Dataset rows:
**********

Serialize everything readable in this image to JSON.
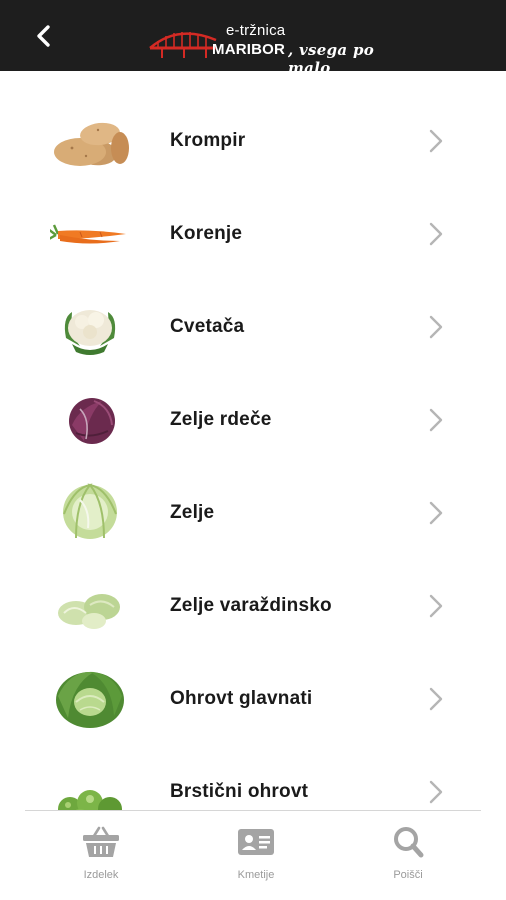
{
  "header": {
    "back_icon": "chevron-left-icon",
    "logo": {
      "top_text": "e-tržnica",
      "main_text": "MARIBOR",
      "tagline": ", vsega po malo"
    }
  },
  "products": [
    {
      "name": "Krompir",
      "icon": "potato"
    },
    {
      "name": "Korenje",
      "icon": "carrot"
    },
    {
      "name": "Cvetača",
      "icon": "cauliflower"
    },
    {
      "name": "Zelje rdeče",
      "icon": "red-cabbage"
    },
    {
      "name": "Zelje",
      "icon": "cabbage"
    },
    {
      "name": "Zelje varaždinsko",
      "icon": "varazdin-cabbage"
    },
    {
      "name": "Ohrovt glavnati",
      "icon": "savoy-cabbage"
    },
    {
      "name": "Brstični ohrovt",
      "icon": "brussels-sprouts"
    }
  ],
  "tabbar": {
    "tabs": [
      {
        "label": "Izdelek",
        "icon": "basket-icon"
      },
      {
        "label": "Kmetije",
        "icon": "id-card-icon"
      },
      {
        "label": "Poišči",
        "icon": "search-icon"
      }
    ]
  },
  "colors": {
    "header_bg": "#1e1e1e",
    "brand_red": "#d42a24",
    "text": "#1a1a1a",
    "muted": "#9a9a9a",
    "chevron": "#b5b5b5"
  }
}
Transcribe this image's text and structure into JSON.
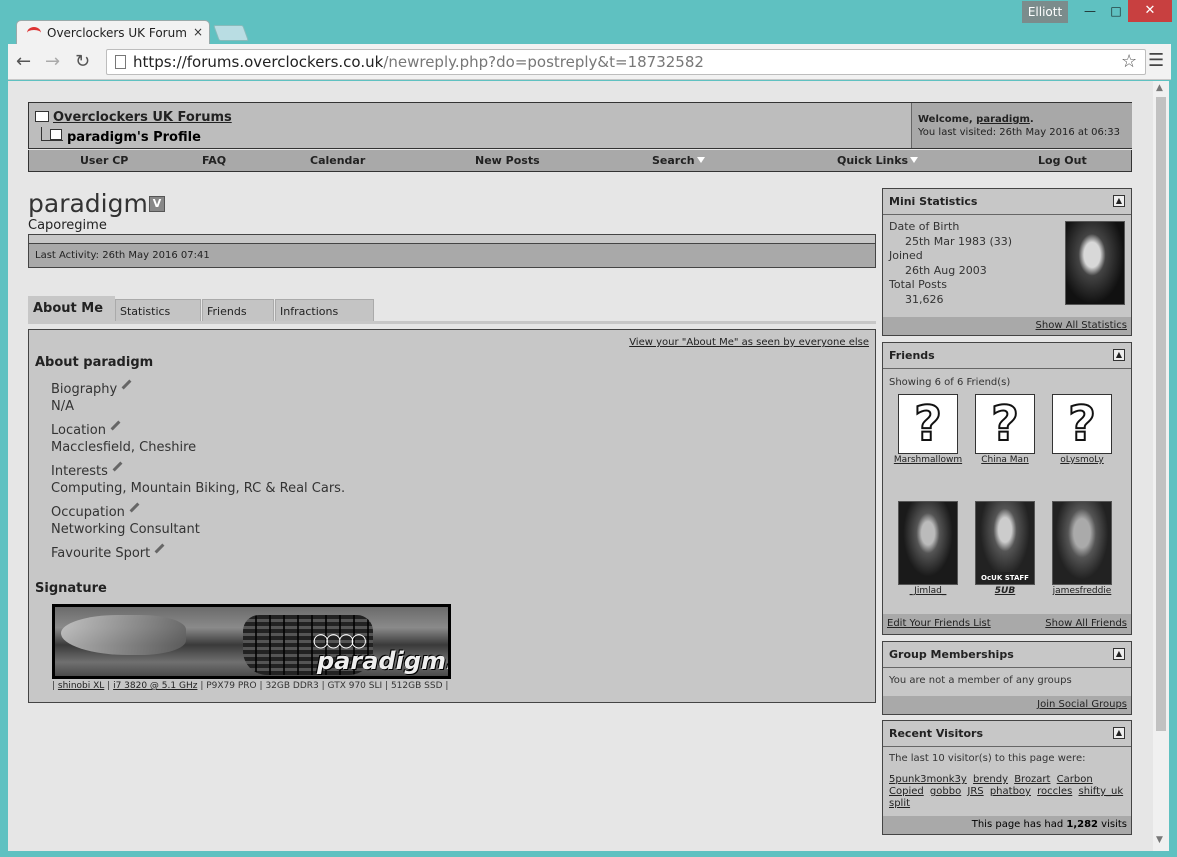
{
  "window": {
    "user": "Elliott",
    "tab_title": "Overclockers UK Forums -",
    "tab_close": "×",
    "url_host": "https://forums.overclockers.co.uk",
    "url_rest": "/newreply.php?do=postreply&t=18732582"
  },
  "header": {
    "forum_name": "Overclockers UK Forums",
    "profile_crumb": "paradigm's Profile",
    "welcome_prefix": "Welcome, ",
    "welcome_user": "paradigm",
    "welcome_suffix": ".",
    "last_visited": "You last visited: 26th May 2016 at 06:33"
  },
  "navbar": {
    "items": [
      "User CP",
      "FAQ",
      "Calendar",
      "New Posts",
      "Search",
      "Quick Links",
      "Log Out"
    ]
  },
  "profile": {
    "username": "paradigm",
    "badge": "V",
    "title": "Caporegime",
    "last_activity": "Last Activity: 26th May 2016 07:41"
  },
  "tabs": [
    "About Me",
    "Statistics",
    "Friends",
    "Infractions"
  ],
  "about": {
    "view_link": "View your \"About Me\" as seen by everyone else",
    "heading": "About paradigm",
    "fields": [
      {
        "label": "Biography",
        "value": "N/A"
      },
      {
        "label": "Location",
        "value": "Macclesfield, Cheshire"
      },
      {
        "label": "Interests",
        "value": "Computing, Mountain Biking, RC & Real Cars."
      },
      {
        "label": "Occupation",
        "value": "Networking Consultant"
      },
      {
        "label": "Favourite Sport",
        "value": ""
      }
    ],
    "signature_heading": "Signature",
    "signature_image_text": "paradigm.",
    "specs": {
      "sep": "|",
      "items": [
        "shinobi XL",
        "i7 3820 @ 5.1 GHz",
        "P9X79 PRO",
        "32GB DDR3",
        "GTX 970 SLI",
        "512GB SSD"
      ]
    }
  },
  "mini_stats": {
    "title": "Mini Statistics",
    "dob_label": "Date of Birth",
    "dob_value": "25th Mar 1983 (33)",
    "joined_label": "Joined",
    "joined_value": "26th Aug 2003",
    "posts_label": "Total Posts",
    "posts_value": "31,626",
    "footer_link": "Show All Statistics"
  },
  "friends": {
    "title": "Friends",
    "showing": "Showing 6 of 6 Friend(s)",
    "names": [
      "Marshmallowm",
      "China Man",
      "oLysmoLy",
      "_Jimlad_",
      "5UB",
      "jamesfreddie"
    ],
    "placeholder_glyph": "?",
    "staff_badge": "OcUK STAFF",
    "edit_link": "Edit Your Friends List",
    "show_all_link": "Show All Friends"
  },
  "groups": {
    "title": "Group Memberships",
    "text": "You are not a member of any groups",
    "footer_link": "Join Social Groups"
  },
  "visitors": {
    "title": "Recent Visitors",
    "intro": "The last 10 visitor(s) to this page were:",
    "names": [
      "5punk3monk3y",
      "brendy",
      "Brozart",
      "Carbon",
      "Copied",
      "gobbo",
      "JRS",
      "phatboy",
      "roccles",
      "shifty_uk",
      "split"
    ],
    "footer_prefix": "This page has had ",
    "footer_count": "1,282",
    "footer_suffix": " visits"
  }
}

**********

Objective - Exactly reproduce the entries above, minus the pictures.

The completed task -
Serialize everything readable in this image to JSON.
{
  "header": {
    "back_icon": "chevron-left-icon",
    "logo": {
      "top_text": "e-tržnica",
      "main_text": "MARIBOR",
      "tagline": ", vsega po malo"
    }
  },
  "products": [
    {
      "name": "Krompir",
      "icon": "potato"
    },
    {
      "name": "Korenje",
      "icon": "carrot"
    },
    {
      "name": "Cvetača",
      "icon": "cauliflower"
    },
    {
      "name": "Zelje rdeče",
      "icon": "red-cabbage"
    },
    {
      "name": "Zelje",
      "icon": "cabbage"
    },
    {
      "name": "Zelje varaždinsko",
      "icon": "varazdin-cabbage"
    },
    {
      "name": "Ohrovt glavnati",
      "icon": "savoy-cabbage"
    },
    {
      "name": "Brstični ohrovt",
      "icon": "brussels-sprouts"
    }
  ],
  "tabbar": {
    "tabs": [
      {
        "label": "Izdelek",
        "icon": "basket-icon"
      },
      {
        "label": "Kmetije",
        "icon": "id-card-icon"
      },
      {
        "label": "Poišči",
        "icon": "search-icon"
      }
    ]
  },
  "colors": {
    "header_bg": "#1e1e1e",
    "brand_red": "#d42a24",
    "text": "#1a1a1a",
    "muted": "#9a9a9a",
    "chevron": "#b5b5b5"
  }
}
Transcribe this image's text and structure into JSON.
{
  "window": {
    "user": "Elliott",
    "tab_title": "Overclockers UK Forums -",
    "tab_close": "×",
    "url_host": "https://forums.overclockers.co.uk",
    "url_rest": "/newreply.php?do=postreply&t=18732582"
  },
  "header": {
    "forum_name": "Overclockers UK Forums",
    "profile_crumb": "paradigm's Profile",
    "welcome_prefix": "Welcome, ",
    "welcome_user": "paradigm",
    "welcome_suffix": ".",
    "last_visited": "You last visited: 26th May 2016 at 06:33"
  },
  "navbar": {
    "items": [
      "User CP",
      "FAQ",
      "Calendar",
      "New Posts",
      "Search",
      "Quick Links",
      "Log Out"
    ]
  },
  "profile": {
    "username": "paradigm",
    "badge": "V",
    "title": "Caporegime",
    "last_activity": "Last Activity: 26th May 2016 07:41"
  },
  "tabs": [
    "About Me",
    "Statistics",
    "Friends",
    "Infractions"
  ],
  "about": {
    "view_link": "View your \"About Me\" as seen by everyone else",
    "heading": "About paradigm",
    "fields": [
      {
        "label": "Biography",
        "value": "N/A"
      },
      {
        "label": "Location",
        "value": "Macclesfield, Cheshire"
      },
      {
        "label": "Interests",
        "value": "Computing, Mountain Biking, RC & Real Cars."
      },
      {
        "label": "Occupation",
        "value": "Networking Consultant"
      },
      {
        "label": "Favourite Sport",
        "value": ""
      }
    ],
    "signature_heading": "Signature",
    "signature_image_text": "paradigm.",
    "specs": {
      "sep": "|",
      "items": [
        "shinobi XL",
        "i7 3820 @ 5.1 GHz",
        "P9X79 PRO",
        "32GB DDR3",
        "GTX 970 SLI",
        "512GB SSD"
      ]
    }
  },
  "mini_stats": {
    "title": "Mini Statistics",
    "dob_label": "Date of Birth",
    "dob_value": "25th Mar 1983 (33)",
    "joined_label": "Joined",
    "joined_value": "26th Aug 2003",
    "posts_label": "Total Posts",
    "posts_value": "31,626",
    "footer_link": "Show All Statistics"
  },
  "friends": {
    "title": "Friends",
    "showing": "Showing 6 of 6 Friend(s)",
    "names": [
      "Marshmallowm",
      "China Man",
      "oLysmoLy",
      "_Jimlad_",
      "5UB",
      "jamesfreddie"
    ],
    "placeholder_glyph": "?",
    "staff_badge": "OcUK STAFF",
    "edit_link": "Edit Your Friends List",
    "show_all_link": "Show All Friends"
  },
  "groups": {
    "title": "Group Memberships",
    "text": "You are not a member of any groups",
    "footer_link": "Join Social Groups"
  },
  "visitors": {
    "title": "Recent Visitors",
    "intro": "The last 10 visitor(s) to this page were:",
    "names": [
      "5punk3monk3y",
      "brendy",
      "Brozart",
      "Carbon",
      "Copied",
      "gobbo",
      "JRS",
      "phatboy",
      "roccles",
      "shifty_uk",
      "split"
    ],
    "footer_prefix": "This page has had ",
    "footer_count": "1,282",
    "footer_suffix": " visits"
  }
}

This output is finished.